Given task:
Write out the lines below verbatim.

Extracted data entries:
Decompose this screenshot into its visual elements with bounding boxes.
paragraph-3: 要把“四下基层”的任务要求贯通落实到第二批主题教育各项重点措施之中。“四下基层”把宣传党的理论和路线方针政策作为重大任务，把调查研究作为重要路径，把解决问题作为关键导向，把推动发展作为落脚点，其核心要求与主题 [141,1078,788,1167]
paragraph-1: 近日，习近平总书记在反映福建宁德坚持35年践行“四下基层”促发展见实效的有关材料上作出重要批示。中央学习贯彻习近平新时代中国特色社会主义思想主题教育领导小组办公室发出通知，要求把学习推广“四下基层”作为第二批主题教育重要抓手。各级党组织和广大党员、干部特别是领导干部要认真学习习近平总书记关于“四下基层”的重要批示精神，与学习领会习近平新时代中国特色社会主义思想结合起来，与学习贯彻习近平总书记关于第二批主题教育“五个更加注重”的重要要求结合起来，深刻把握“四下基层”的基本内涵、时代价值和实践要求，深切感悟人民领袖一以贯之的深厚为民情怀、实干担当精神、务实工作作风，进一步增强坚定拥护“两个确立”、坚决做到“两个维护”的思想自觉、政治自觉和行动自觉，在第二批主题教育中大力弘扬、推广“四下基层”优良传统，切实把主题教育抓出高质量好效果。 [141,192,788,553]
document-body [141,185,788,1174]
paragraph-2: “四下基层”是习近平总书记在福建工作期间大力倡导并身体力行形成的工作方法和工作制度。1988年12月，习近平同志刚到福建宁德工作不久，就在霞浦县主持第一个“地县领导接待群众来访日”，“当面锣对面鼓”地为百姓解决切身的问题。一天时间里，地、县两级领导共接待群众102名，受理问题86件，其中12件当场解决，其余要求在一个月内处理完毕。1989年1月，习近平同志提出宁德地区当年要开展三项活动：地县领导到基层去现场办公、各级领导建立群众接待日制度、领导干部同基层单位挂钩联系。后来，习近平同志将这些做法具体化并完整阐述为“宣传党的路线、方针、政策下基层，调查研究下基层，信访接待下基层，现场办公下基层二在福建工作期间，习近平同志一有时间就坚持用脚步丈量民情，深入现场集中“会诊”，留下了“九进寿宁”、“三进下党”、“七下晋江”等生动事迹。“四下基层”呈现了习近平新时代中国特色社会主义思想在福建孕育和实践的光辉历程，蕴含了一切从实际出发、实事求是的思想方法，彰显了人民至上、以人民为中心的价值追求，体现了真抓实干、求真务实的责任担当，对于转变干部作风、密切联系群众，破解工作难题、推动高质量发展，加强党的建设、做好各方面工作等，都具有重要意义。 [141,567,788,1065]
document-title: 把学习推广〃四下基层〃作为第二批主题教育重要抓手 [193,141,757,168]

Output for this task:
Decompose this screenshot into its visual elements with bounding boxes.
paragraph-3: 要把“四下基层”的任务要求贯通落实到第二批主题教育各项重点措施之中。“四下基层”把宣传党的理论和路线方针政策作为重大任务，把调查研究作为重要路径，把解决问题作为关键导向，把推动发展作为落脚点，其核心要求与主题 [141,1078,788,1167]
paragraph-1: 近日，习近平总书记在反映福建宁德坚持35年践行“四下基层”促发展见实效的有关材料上作出重要批示。中央学习贯彻习近平新时代中国特色社会主义思想主题教育领导小组办公室发出通知，要求把学习推广“四下基层”作为第二批主题教育重要抓手。各级党组织和广大党员、干部特别是领导干部要认真学习习近平总书记关于“四下基层”的重要批示精神，与学习领会习近平新时代中国特色社会主义思想结合起来，与学习贯彻习近平总书记关于第二批主题教育“五个更加注重”的重要要求结合起来，深刻把握“四下基层”的基本内涵、时代价值和实践要求，深切感悟人民领袖一以贯之的深厚为民情怀、实干担当精神、务实工作作风，进一步增强坚定拥护“两个确立”、坚决做到“两个维护”的思想自觉、政治自觉和行动自觉，在第二批主题教育中大力弘扬、推广“四下基层”优良传统，切实把主题教育抓出高质量好效果。 [141,192,788,553]
document-body [141,185,788,1174]
paragraph-2: “四下基层”是习近平总书记在福建工作期间大力倡导并身体力行形成的工作方法和工作制度。1988年12月，习近平同志刚到福建宁德工作不久，就在霞浦县主持第一个“地县领导接待群众来访日”，“当面锣对面鼓”地为百姓解决切身的问题。一天时间里，地、县两级领导共接待群众102名，受理问题86件，其中12件当场解决，其余要求在一个月内处理完毕。1989年1月，习近平同志提出宁德地区当年要开展三项活动：地县领导到基层去现场办公、各级领导建立群众接待日制度、领导干部同基层单位挂钩联系。后来，习近平同志将这些做法具体化并完整阐述为“宣传党的路线、方针、政策下基层，调查研究下基层，信访接待下基层，现场办公下基层二在福建工作期间，习近平同志一有时间就坚持用脚步丈量民情，深入现场集中“会诊”，留下了“九进寿宁”、“三进下党”、“七下晋江”等生动事迹。“四下基层”呈现了习近平新时代中国特色社会主义思想在福建孕育和实践的光辉历程，蕴含了一切从实际出发、实事求是的思想方法，彰显了人民至上、以人民为中心的价值追求，体现了真抓实干、求真务实的责任担当，对于转变干部作风、密切联系群众，破解工作难题、推动高质量发展，加强党的建设、做好各方面工作等，都具有重要意义。 [141,567,788,1065]
document-title: 把学习推广〃四下基层〃作为第二批主题教育重要抓手 [193,141,757,168]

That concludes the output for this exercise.